_Exercise prompt_. The exercise asks you to copy every line below in which "screenshot" appears.

## Begin Input rows

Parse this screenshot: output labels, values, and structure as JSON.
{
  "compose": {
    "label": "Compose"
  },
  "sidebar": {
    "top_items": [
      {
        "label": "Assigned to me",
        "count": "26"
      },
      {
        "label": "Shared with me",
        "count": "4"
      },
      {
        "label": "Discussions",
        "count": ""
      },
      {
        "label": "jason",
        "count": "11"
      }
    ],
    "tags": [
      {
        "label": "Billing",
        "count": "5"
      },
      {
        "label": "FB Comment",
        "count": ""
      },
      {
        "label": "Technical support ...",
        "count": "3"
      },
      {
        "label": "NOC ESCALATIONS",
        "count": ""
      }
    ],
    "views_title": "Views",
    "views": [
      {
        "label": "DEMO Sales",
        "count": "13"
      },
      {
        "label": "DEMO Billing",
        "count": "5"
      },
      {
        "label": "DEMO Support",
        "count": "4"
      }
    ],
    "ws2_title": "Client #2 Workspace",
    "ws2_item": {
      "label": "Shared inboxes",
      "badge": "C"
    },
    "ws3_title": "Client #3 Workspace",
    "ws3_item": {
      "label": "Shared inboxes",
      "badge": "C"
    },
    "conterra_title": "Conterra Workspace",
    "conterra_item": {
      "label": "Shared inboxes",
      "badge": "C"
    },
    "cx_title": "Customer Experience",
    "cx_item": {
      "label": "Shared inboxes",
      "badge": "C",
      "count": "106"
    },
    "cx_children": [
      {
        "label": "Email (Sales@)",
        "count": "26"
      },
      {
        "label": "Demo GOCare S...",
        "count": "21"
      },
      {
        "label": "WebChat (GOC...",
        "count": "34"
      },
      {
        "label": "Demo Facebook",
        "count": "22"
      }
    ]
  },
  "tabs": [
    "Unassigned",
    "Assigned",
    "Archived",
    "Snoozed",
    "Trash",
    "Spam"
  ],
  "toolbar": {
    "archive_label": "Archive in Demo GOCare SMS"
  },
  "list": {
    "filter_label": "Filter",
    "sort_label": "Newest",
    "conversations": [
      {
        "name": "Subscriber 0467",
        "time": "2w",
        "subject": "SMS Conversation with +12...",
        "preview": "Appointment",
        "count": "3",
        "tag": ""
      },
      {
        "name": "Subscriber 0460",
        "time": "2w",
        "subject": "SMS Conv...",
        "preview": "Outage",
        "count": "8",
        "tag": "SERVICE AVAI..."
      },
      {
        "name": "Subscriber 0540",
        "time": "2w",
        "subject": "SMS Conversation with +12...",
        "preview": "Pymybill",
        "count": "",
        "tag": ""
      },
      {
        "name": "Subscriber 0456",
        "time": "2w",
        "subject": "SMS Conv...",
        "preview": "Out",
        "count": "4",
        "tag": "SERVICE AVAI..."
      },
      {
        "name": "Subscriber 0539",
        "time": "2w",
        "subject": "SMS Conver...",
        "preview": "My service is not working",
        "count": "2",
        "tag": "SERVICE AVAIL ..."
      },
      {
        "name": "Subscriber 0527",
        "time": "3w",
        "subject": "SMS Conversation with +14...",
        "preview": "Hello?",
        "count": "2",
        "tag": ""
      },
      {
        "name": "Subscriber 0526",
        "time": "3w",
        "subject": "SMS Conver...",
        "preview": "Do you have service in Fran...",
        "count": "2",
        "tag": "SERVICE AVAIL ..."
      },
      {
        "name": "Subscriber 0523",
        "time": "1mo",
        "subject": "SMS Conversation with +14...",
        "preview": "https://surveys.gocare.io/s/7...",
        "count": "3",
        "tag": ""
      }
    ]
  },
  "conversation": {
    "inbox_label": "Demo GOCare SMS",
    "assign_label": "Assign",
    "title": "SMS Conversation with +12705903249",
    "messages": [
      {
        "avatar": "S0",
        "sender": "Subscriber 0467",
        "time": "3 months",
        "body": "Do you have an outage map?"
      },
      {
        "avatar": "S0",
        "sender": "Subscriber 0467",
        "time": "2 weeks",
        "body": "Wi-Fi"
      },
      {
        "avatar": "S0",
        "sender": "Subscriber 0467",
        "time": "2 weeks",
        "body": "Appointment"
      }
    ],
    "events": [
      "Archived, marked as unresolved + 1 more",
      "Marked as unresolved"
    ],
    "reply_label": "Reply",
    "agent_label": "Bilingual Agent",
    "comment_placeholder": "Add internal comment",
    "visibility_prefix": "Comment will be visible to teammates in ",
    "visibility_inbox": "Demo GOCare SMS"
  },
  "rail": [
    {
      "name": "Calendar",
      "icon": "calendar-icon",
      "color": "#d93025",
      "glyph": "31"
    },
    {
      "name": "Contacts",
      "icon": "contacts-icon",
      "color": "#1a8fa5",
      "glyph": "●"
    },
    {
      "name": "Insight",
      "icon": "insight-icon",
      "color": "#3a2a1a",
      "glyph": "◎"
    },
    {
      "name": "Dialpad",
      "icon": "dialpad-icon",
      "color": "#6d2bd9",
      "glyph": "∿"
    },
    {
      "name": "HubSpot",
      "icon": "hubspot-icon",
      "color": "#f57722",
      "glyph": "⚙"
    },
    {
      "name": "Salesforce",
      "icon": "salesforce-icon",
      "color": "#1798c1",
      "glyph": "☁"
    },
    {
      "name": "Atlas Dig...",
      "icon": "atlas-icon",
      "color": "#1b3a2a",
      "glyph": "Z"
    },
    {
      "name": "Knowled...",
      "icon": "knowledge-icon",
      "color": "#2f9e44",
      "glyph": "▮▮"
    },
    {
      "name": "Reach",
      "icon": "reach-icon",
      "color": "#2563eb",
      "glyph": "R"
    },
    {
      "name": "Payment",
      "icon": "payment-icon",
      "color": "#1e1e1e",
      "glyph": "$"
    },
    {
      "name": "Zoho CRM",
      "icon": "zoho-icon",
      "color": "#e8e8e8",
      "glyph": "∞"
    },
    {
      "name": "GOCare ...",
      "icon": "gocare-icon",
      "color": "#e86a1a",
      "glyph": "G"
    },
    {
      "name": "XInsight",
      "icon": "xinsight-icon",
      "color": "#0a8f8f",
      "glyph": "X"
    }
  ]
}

## End Input rows
## Begin Input rows

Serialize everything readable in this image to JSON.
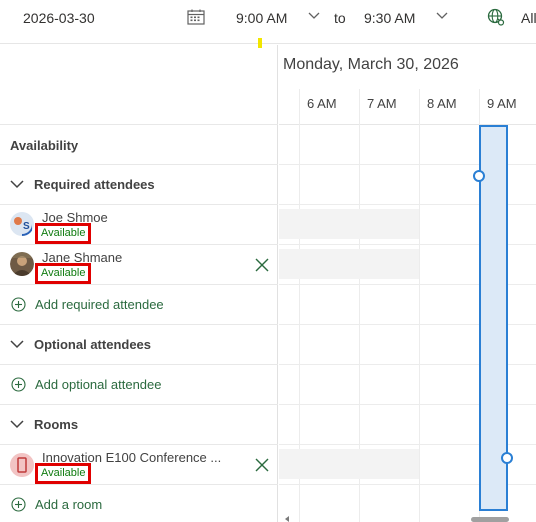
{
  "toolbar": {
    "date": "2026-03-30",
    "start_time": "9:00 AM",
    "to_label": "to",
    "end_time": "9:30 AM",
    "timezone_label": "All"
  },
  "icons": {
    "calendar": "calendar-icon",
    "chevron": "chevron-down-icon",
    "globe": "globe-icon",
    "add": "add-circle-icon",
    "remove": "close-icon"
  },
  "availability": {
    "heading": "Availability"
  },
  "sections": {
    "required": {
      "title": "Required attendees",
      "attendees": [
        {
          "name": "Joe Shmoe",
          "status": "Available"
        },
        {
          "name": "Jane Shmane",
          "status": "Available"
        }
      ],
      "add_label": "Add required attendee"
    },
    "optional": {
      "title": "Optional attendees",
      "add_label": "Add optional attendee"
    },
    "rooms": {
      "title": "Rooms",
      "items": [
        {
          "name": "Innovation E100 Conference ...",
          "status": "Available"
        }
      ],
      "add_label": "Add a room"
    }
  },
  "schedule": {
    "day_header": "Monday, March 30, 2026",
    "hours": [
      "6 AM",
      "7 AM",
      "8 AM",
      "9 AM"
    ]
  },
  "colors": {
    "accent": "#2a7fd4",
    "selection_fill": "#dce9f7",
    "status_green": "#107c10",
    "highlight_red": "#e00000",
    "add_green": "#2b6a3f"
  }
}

## End Input rows
## Begin Input rows

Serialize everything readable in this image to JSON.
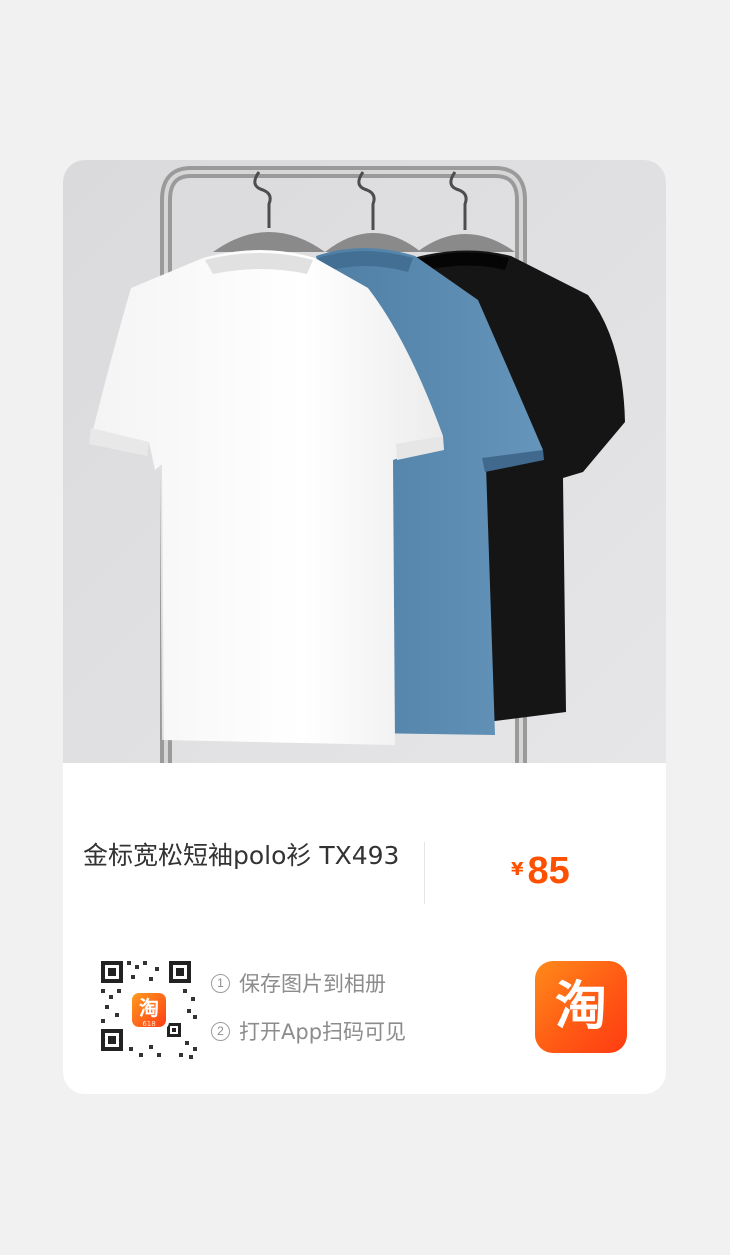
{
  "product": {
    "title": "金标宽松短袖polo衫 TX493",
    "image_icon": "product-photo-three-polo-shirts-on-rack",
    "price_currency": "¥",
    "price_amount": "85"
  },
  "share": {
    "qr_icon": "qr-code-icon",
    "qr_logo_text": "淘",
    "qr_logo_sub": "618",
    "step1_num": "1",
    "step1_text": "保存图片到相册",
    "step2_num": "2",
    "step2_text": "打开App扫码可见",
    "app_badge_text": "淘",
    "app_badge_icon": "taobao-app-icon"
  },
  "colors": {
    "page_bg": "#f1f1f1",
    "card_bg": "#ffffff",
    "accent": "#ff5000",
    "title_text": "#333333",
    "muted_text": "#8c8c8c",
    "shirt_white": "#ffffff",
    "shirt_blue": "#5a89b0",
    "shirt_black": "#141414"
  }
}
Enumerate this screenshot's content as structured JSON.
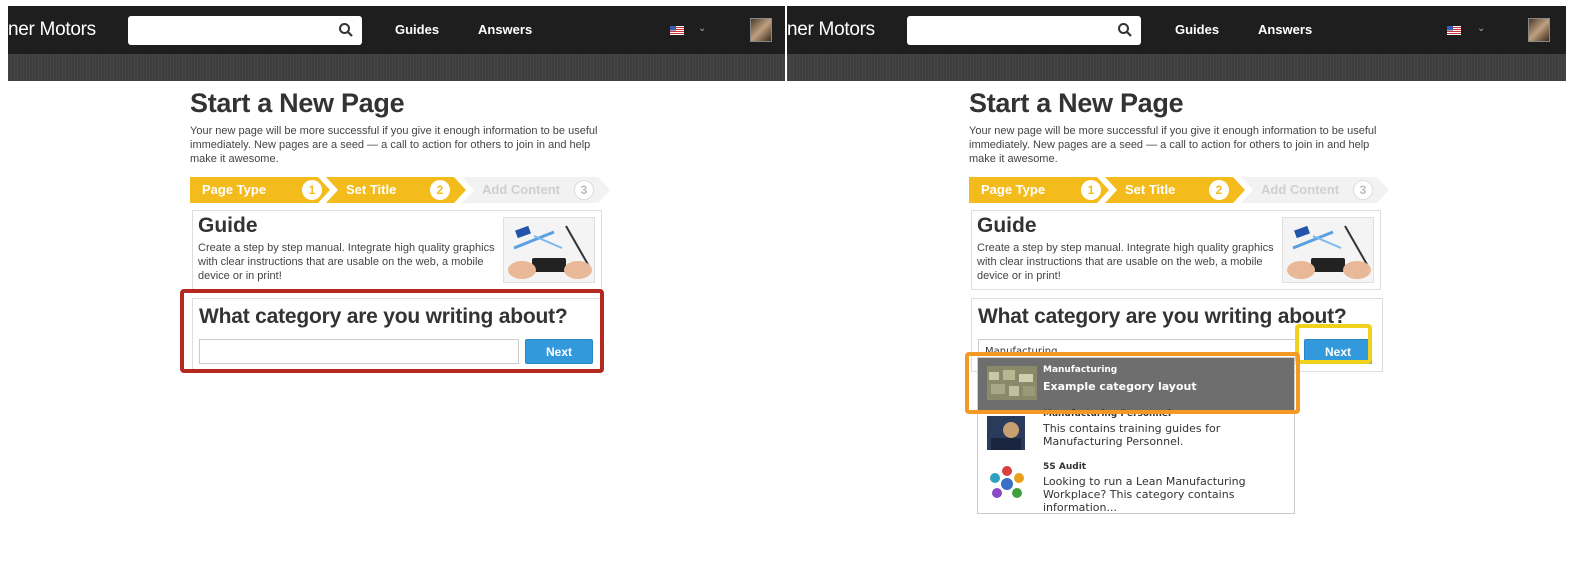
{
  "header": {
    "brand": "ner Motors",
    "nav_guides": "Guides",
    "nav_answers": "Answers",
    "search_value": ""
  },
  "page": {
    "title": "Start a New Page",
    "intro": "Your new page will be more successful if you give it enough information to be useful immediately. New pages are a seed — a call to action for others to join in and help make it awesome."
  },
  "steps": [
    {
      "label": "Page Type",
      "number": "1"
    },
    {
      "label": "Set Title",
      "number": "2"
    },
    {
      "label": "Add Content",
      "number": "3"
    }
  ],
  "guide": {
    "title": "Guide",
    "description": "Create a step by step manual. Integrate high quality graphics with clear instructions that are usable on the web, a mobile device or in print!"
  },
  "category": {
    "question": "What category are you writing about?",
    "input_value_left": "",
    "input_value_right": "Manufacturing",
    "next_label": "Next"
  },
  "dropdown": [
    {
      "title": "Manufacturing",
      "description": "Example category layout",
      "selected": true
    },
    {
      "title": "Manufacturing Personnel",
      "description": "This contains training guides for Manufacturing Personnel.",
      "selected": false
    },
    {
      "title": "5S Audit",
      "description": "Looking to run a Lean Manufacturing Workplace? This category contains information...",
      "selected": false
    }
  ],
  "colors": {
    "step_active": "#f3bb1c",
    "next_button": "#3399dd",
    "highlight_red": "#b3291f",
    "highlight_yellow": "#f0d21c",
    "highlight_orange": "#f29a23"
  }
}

## End Input rows

_Output of the task_.
Parse this screenshot: output labels, values, and structure as JSON.
Enumerate this screenshot's content as structured JSON.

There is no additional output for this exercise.